Description of the task -> Which lines contain the word "error"? Return each of them as written.

Input ->
# # # #

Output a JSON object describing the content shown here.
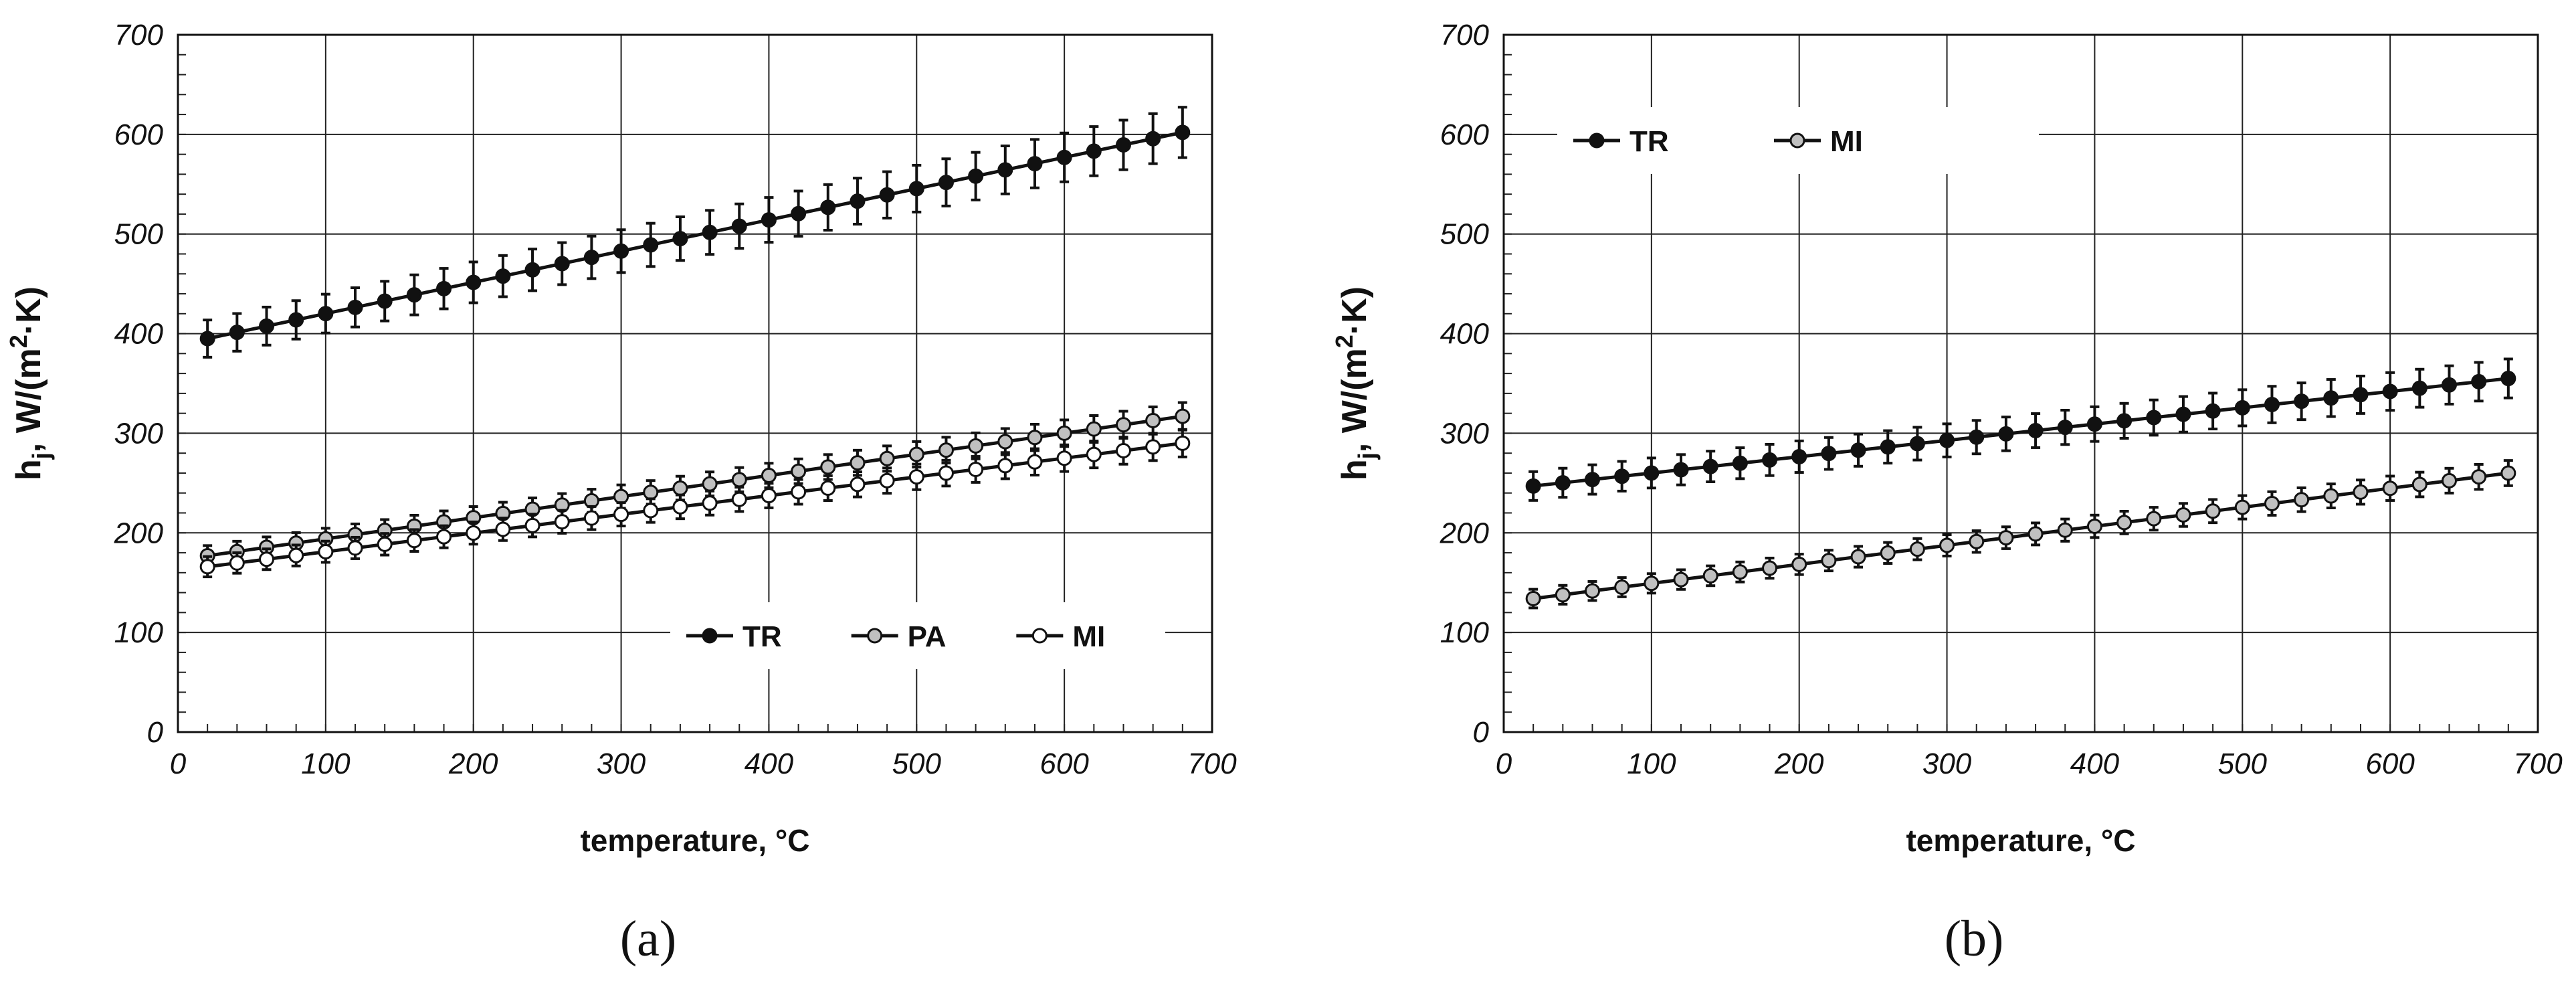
{
  "chart_data": [
    {
      "type": "line",
      "panel_label": "(a)",
      "xlabel": "temperature, °C",
      "ylabel": "h_j, W/(m²·K)",
      "ylabel_parts": {
        "h": "h",
        "sub": "j",
        "unit_start": ", W/(m",
        "sup": "2",
        "unit_end": "·K)"
      },
      "xlim": [
        0,
        700
      ],
      "ylim": [
        0,
        700
      ],
      "xticks": [
        0,
        100,
        200,
        300,
        400,
        500,
        600,
        700
      ],
      "yticks": [
        0,
        100,
        200,
        300,
        400,
        500,
        600,
        700
      ],
      "grid": true,
      "legend_position": "bottom-right",
      "x_range": {
        "start": 20,
        "end": 680,
        "step": 20
      },
      "series": [
        {
          "name": "TR",
          "marker": "filled-black",
          "y_start": 395,
          "y_end": 602,
          "error": 22
        },
        {
          "name": "PA",
          "marker": "filled-gray",
          "y_start": 177,
          "y_end": 317,
          "error": 12
        },
        {
          "name": "MI",
          "marker": "open-white",
          "y_start": 166,
          "y_end": 290,
          "error": 12
        }
      ]
    },
    {
      "type": "line",
      "panel_label": "(b)",
      "xlabel": "temperature, °C",
      "ylabel": "h_j, W/(m²·K)",
      "ylabel_parts": {
        "h": "h",
        "sub": "j",
        "unit_start": ", W/(m",
        "sup": "2",
        "unit_end": "·K)"
      },
      "xlim": [
        0,
        700
      ],
      "ylim": [
        0,
        700
      ],
      "xticks": [
        0,
        100,
        200,
        300,
        400,
        500,
        600,
        700
      ],
      "yticks": [
        0,
        100,
        200,
        300,
        400,
        500,
        600,
        700
      ],
      "grid": true,
      "legend_position": "top-left",
      "x_range": {
        "start": 20,
        "end": 680,
        "step": 20
      },
      "series": [
        {
          "name": "TR",
          "marker": "filled-black",
          "y_start": 247,
          "y_end": 355,
          "error": 17
        },
        {
          "name": "MI",
          "marker": "filled-gray",
          "y_start": 134,
          "y_end": 260,
          "error": 11
        }
      ]
    }
  ]
}
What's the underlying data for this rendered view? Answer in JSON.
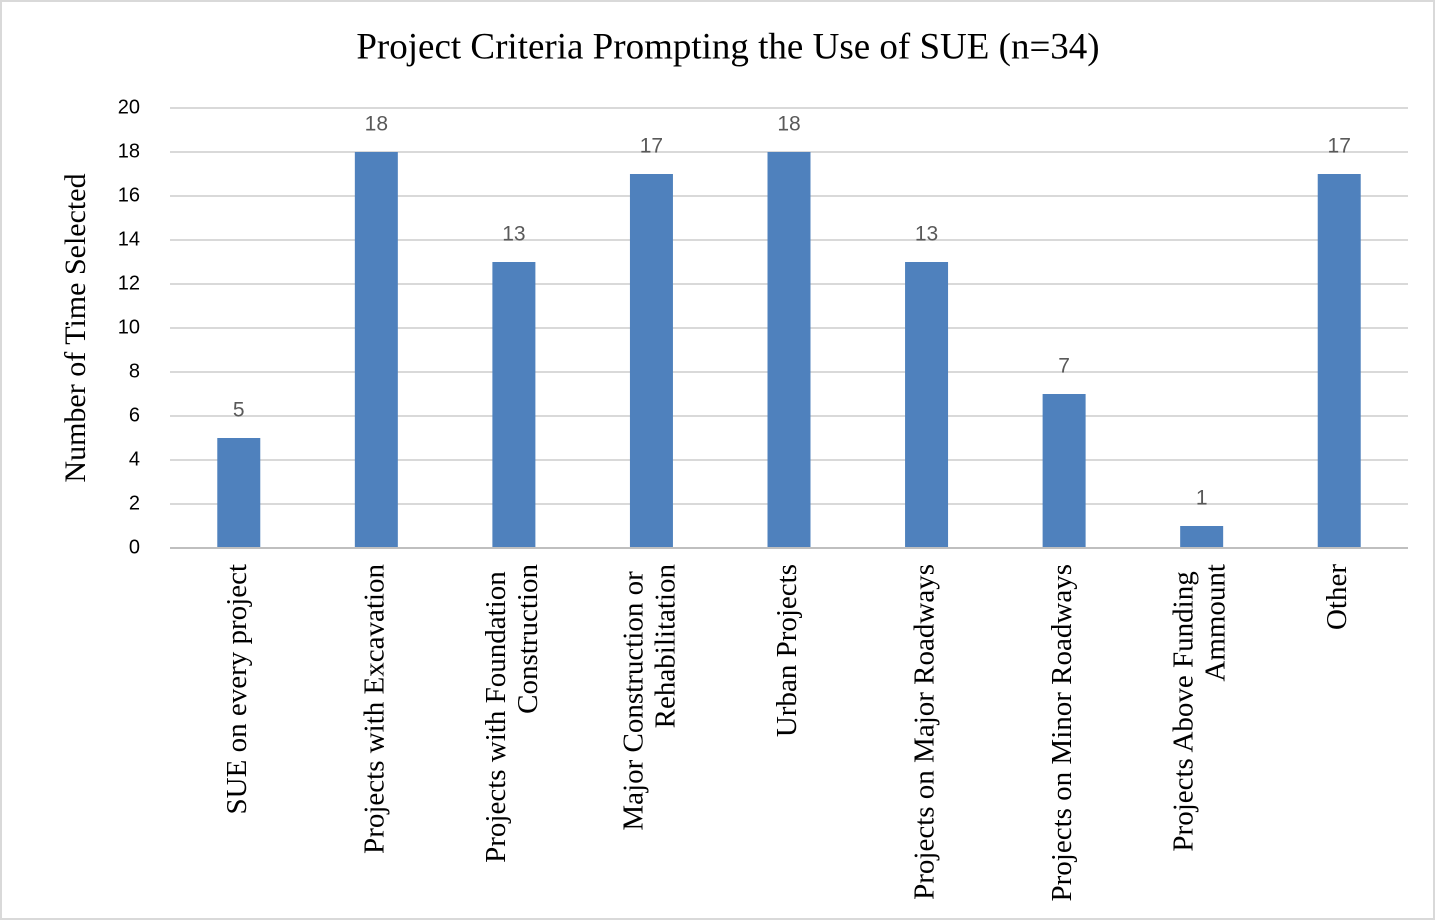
{
  "chart_data": {
    "type": "bar",
    "title": "Project Criteria Prompting  the Use of SUE (n=34)",
    "y_label": "Number of Time Selected",
    "categories": [
      "SUE on every project",
      "Projects with Excavation",
      "Projects with Foundation Construction",
      "Major Construction or Rehabilitation",
      "Urban Projects",
      "Projects on Major Roadways",
      "Projects on Minor Roadways",
      "Projects Above Funding Ammount",
      "Other"
    ],
    "values": [
      5,
      18,
      13,
      17,
      18,
      13,
      7,
      1,
      17
    ],
    "color": "#4f81bd",
    "ylim": [
      0,
      20
    ],
    "yticks": [
      0,
      2,
      4,
      6,
      8,
      10,
      12,
      14,
      16,
      18,
      20
    ],
    "grid": true
  }
}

# # # #

Written response ->
          "error": 22
          "error": 12
          "error": 12
          "error": 17
          "error": 11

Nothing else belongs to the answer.